## Stored entries
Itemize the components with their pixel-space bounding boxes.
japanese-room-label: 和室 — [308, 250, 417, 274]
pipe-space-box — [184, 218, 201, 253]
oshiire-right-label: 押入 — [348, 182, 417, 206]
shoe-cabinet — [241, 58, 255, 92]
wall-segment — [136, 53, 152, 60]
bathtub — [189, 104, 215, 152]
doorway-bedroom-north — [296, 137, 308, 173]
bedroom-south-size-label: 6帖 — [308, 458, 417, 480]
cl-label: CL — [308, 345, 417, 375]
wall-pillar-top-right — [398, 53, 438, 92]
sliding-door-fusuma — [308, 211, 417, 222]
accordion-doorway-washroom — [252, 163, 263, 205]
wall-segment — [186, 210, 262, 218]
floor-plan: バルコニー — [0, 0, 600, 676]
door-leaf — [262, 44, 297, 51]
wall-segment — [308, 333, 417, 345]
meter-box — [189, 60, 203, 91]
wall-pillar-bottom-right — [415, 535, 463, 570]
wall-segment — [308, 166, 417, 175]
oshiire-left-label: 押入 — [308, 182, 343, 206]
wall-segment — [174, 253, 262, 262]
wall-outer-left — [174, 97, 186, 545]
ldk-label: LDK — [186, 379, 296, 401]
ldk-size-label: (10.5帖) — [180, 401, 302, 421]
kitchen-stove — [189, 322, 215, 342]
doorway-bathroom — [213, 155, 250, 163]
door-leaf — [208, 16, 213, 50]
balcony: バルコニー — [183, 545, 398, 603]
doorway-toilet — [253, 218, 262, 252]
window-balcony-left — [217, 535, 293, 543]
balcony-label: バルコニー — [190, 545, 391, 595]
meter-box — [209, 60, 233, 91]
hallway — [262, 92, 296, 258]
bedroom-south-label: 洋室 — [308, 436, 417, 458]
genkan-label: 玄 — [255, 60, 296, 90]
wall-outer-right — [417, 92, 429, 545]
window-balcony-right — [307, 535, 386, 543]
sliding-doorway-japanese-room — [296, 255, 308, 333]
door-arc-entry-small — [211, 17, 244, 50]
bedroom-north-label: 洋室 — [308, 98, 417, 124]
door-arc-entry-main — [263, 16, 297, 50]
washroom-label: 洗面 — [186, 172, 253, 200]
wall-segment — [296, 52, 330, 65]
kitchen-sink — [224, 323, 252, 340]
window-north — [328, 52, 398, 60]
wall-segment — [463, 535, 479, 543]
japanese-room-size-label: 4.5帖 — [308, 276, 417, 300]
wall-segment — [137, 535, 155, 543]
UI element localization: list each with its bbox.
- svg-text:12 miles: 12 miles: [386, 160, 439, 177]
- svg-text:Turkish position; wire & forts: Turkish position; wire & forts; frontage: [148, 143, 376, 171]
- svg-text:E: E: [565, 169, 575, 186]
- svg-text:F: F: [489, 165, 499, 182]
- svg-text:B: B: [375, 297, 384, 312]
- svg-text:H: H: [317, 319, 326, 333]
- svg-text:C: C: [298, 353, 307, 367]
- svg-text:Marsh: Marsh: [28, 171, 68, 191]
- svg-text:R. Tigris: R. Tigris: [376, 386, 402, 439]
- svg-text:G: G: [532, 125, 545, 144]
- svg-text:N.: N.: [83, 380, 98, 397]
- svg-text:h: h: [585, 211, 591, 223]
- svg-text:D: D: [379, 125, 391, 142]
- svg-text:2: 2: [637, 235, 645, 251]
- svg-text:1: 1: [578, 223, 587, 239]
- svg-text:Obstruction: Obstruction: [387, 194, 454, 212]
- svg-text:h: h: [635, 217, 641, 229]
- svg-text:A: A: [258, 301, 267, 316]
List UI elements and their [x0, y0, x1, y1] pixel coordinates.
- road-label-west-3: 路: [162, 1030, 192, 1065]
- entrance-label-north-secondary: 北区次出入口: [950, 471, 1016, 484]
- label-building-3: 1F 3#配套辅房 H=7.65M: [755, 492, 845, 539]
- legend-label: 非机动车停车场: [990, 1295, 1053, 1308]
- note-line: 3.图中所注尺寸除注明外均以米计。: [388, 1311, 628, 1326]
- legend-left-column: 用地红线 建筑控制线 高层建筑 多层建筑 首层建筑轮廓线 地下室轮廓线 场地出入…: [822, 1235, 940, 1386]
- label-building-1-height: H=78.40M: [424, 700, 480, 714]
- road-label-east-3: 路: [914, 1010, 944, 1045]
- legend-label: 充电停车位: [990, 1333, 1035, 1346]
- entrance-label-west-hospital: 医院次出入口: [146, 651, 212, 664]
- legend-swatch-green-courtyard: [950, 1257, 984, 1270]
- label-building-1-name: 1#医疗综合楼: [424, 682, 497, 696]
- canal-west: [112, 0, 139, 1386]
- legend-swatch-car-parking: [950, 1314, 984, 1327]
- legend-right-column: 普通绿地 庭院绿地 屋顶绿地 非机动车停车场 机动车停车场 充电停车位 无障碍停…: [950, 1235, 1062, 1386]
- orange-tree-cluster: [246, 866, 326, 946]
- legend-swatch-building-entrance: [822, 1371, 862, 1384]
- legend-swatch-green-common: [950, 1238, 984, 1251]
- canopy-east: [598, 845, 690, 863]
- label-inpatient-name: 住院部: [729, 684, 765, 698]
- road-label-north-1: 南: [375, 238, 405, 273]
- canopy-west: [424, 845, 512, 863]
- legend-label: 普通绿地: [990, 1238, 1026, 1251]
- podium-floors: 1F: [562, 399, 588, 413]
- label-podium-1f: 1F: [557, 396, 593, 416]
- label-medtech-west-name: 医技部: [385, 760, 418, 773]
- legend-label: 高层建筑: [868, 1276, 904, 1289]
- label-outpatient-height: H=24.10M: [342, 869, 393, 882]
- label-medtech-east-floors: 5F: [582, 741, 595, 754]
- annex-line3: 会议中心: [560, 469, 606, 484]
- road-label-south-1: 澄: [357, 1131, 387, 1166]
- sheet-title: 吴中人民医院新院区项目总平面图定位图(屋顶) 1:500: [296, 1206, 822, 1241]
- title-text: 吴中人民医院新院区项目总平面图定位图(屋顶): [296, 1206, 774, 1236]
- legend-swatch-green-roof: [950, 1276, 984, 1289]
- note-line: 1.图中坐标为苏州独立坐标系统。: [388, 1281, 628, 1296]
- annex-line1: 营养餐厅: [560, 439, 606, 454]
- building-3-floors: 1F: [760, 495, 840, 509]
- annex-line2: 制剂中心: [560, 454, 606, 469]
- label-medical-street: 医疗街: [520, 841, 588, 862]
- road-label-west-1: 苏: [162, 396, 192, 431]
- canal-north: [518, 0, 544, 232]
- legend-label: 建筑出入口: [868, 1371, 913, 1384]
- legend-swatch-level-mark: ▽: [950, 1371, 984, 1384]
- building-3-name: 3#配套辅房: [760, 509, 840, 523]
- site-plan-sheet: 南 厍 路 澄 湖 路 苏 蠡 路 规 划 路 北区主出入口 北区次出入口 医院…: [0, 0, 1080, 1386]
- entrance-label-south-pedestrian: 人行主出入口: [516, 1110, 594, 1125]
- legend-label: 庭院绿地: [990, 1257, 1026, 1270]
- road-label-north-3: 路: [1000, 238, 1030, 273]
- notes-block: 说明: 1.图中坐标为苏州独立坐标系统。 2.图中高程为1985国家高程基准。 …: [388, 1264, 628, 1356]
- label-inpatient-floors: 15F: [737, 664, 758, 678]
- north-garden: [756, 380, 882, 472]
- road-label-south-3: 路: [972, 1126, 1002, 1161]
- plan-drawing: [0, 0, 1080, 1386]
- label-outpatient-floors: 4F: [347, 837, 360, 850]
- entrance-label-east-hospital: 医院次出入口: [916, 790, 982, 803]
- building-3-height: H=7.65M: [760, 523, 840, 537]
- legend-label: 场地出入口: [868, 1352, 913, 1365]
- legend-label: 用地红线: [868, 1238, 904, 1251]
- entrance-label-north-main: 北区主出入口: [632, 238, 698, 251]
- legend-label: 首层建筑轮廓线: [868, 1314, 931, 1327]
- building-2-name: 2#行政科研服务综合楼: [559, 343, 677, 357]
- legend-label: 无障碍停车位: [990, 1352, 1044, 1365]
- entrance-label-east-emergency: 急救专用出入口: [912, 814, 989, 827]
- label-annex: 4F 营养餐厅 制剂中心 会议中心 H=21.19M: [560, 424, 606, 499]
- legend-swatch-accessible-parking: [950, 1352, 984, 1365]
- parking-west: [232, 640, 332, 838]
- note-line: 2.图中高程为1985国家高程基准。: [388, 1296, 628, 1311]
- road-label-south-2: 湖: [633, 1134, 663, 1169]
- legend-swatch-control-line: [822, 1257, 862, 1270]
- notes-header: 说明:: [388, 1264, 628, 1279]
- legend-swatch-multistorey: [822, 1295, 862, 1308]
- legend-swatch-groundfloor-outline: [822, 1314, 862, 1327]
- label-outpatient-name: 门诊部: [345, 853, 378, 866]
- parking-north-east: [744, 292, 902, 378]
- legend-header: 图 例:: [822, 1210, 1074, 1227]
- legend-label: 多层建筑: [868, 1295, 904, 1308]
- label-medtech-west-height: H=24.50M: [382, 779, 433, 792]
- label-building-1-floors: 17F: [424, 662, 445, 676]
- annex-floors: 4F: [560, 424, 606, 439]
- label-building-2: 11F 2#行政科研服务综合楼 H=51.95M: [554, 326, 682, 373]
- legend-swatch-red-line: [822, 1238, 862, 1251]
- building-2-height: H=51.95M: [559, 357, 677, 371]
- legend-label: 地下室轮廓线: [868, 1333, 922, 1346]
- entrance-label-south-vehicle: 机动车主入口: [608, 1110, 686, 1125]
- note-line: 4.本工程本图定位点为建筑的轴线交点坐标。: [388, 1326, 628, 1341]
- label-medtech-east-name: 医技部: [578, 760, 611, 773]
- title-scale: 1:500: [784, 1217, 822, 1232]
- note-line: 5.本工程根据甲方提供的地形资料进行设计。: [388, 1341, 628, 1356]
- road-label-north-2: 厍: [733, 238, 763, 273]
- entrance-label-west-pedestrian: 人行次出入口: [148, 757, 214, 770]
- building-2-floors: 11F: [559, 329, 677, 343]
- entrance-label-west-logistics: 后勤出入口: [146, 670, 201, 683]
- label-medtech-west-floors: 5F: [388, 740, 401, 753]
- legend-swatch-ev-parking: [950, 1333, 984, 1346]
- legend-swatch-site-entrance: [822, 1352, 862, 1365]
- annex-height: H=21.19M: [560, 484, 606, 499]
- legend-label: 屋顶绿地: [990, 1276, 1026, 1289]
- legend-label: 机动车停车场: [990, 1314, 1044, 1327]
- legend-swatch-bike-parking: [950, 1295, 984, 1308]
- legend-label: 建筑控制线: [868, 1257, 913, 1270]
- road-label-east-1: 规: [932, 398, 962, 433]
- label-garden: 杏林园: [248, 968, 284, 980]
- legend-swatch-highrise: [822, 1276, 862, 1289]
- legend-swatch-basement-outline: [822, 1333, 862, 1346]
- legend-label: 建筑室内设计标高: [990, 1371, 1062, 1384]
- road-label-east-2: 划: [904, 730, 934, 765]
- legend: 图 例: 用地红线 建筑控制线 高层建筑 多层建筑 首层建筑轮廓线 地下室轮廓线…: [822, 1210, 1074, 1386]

## STATED EXERCISE
Substitute "wall-section" for "wall-segment" in the lines from the first one up to and including the line with "meter-box — [189, 60, 203, 91]". Keep everything else unchanged.

## RESPONSE FOR THIS EXERCISE
Itemize the components with their pixel-space bounding boxes.
japanese-room-label: 和室 — [308, 250, 417, 274]
pipe-space-box — [184, 218, 201, 253]
oshiire-right-label: 押入 — [348, 182, 417, 206]
shoe-cabinet — [241, 58, 255, 92]
wall-section — [136, 53, 152, 60]
bathtub — [189, 104, 215, 152]
doorway-bedroom-north — [296, 137, 308, 173]
bedroom-south-size-label: 6帖 — [308, 458, 417, 480]
cl-label: CL — [308, 345, 417, 375]
wall-pillar-top-right — [398, 53, 438, 92]
sliding-door-fusuma — [308, 211, 417, 222]
accordion-doorway-washroom — [252, 163, 263, 205]
wall-section — [186, 210, 262, 218]
floor-plan: バルコニー — [0, 0, 600, 676]
door-leaf — [262, 44, 297, 51]
wall-section — [308, 333, 417, 345]
meter-box — [189, 60, 203, 91]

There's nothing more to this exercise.